Collected data entries
↓

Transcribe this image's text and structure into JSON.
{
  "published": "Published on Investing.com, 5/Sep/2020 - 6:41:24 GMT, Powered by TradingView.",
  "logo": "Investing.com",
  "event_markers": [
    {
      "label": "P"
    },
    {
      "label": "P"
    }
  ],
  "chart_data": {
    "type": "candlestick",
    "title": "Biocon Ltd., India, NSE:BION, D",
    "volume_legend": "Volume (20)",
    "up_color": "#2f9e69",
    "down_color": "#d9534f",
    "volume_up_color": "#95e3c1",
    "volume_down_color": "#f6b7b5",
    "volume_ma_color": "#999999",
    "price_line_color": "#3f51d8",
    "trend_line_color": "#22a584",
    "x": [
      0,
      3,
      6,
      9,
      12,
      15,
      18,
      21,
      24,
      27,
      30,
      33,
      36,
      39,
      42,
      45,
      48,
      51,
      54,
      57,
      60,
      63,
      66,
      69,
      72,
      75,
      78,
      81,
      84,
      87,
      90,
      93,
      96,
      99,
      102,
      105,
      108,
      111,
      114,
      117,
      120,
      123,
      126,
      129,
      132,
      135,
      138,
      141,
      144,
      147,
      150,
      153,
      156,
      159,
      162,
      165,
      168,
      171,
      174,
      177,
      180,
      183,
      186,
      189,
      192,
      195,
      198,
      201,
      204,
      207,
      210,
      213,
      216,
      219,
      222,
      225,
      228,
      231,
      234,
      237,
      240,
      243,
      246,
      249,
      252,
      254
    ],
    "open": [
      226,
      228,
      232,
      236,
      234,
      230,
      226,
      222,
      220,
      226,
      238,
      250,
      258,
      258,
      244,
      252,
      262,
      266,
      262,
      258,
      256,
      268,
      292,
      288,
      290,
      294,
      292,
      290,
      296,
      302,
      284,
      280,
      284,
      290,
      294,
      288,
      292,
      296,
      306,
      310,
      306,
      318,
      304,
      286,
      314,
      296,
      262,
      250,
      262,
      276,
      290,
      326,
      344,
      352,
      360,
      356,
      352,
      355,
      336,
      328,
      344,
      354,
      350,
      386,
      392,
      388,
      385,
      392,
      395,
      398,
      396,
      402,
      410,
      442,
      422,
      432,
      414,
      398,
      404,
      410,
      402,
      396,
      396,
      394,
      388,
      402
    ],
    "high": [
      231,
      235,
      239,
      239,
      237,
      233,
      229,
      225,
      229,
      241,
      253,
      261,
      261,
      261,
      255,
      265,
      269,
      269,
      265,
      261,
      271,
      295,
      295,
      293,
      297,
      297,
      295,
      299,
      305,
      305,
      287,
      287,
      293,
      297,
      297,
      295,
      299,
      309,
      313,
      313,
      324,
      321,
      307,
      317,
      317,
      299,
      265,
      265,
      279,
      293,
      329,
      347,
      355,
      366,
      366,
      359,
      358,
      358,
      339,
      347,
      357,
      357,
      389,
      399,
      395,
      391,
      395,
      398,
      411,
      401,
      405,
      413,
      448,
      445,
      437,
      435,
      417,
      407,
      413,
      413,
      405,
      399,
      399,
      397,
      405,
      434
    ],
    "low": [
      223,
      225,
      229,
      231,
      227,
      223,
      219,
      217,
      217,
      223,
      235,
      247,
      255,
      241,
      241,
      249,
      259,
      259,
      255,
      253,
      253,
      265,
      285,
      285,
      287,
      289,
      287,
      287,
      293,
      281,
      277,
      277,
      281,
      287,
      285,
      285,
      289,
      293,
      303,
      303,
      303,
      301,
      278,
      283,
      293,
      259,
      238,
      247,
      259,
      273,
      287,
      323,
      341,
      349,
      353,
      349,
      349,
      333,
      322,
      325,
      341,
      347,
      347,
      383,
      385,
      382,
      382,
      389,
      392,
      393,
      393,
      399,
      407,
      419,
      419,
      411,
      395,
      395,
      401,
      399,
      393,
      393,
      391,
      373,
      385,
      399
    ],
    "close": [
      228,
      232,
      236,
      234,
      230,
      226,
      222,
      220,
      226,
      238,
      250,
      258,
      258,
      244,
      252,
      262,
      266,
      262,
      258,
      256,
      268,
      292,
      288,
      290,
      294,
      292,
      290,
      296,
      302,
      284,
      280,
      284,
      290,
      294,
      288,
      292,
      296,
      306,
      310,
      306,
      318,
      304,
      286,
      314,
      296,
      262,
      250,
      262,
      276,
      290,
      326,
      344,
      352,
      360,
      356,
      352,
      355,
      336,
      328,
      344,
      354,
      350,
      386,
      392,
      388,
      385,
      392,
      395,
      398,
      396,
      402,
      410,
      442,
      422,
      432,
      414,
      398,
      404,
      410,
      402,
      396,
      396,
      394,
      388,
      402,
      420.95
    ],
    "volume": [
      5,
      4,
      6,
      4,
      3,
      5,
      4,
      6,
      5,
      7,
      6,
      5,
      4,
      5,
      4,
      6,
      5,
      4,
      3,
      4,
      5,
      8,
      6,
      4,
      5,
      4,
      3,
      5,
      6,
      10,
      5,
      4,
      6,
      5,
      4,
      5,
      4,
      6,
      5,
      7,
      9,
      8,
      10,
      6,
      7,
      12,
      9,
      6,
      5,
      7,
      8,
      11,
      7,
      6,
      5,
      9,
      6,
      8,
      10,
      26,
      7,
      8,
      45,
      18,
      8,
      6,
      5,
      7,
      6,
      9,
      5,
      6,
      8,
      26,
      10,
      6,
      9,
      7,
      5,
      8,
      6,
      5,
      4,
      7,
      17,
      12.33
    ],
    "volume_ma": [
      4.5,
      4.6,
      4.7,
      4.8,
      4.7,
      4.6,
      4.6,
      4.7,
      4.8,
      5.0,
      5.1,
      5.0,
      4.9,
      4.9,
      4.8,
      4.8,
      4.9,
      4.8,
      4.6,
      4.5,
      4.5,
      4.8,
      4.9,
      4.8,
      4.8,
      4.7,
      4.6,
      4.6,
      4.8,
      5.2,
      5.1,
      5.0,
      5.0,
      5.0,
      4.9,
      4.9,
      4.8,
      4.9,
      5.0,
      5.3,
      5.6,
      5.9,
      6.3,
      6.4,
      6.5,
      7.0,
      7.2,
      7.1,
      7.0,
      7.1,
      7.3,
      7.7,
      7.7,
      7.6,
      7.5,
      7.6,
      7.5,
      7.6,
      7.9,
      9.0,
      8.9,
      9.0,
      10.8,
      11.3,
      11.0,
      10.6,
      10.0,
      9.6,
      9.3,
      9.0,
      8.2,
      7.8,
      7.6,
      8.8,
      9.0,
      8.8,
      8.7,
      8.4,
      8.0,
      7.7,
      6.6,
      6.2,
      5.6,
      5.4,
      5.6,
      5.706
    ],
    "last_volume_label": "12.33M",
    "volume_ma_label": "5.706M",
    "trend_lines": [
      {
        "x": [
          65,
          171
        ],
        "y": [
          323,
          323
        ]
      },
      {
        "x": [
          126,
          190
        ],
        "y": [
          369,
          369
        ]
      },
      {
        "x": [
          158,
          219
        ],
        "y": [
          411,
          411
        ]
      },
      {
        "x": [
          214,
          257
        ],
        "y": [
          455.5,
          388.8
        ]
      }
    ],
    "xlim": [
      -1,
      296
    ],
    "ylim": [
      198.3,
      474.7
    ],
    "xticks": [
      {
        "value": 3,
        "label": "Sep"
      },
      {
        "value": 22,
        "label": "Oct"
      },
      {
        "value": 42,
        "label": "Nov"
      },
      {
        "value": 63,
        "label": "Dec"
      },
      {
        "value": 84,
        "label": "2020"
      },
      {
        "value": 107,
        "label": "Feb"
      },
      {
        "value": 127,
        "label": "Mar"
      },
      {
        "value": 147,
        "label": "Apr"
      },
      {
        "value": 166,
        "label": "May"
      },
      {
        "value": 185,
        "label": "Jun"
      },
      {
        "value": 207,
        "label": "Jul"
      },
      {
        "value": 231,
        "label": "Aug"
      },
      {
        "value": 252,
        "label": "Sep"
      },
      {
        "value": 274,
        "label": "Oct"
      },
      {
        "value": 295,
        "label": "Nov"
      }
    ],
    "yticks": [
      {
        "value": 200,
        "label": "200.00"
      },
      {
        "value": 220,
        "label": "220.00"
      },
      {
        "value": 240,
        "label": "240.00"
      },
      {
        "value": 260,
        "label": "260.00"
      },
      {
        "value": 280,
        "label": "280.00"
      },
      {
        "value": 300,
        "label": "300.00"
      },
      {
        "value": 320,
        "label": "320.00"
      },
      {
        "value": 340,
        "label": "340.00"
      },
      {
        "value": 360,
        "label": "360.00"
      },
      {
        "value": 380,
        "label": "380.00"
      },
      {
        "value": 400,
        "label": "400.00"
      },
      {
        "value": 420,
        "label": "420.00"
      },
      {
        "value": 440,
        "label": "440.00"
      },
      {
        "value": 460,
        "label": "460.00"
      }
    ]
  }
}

↑

▸ Requirements
From the records, copy every line that has the string "Investing" in it.

▸ Response for this exercise
  "published": "Published on Investing.com, 5/Sep/2020 - 6:41:24 GMT, Powered by TradingView.",
  "logo": "Investing.com",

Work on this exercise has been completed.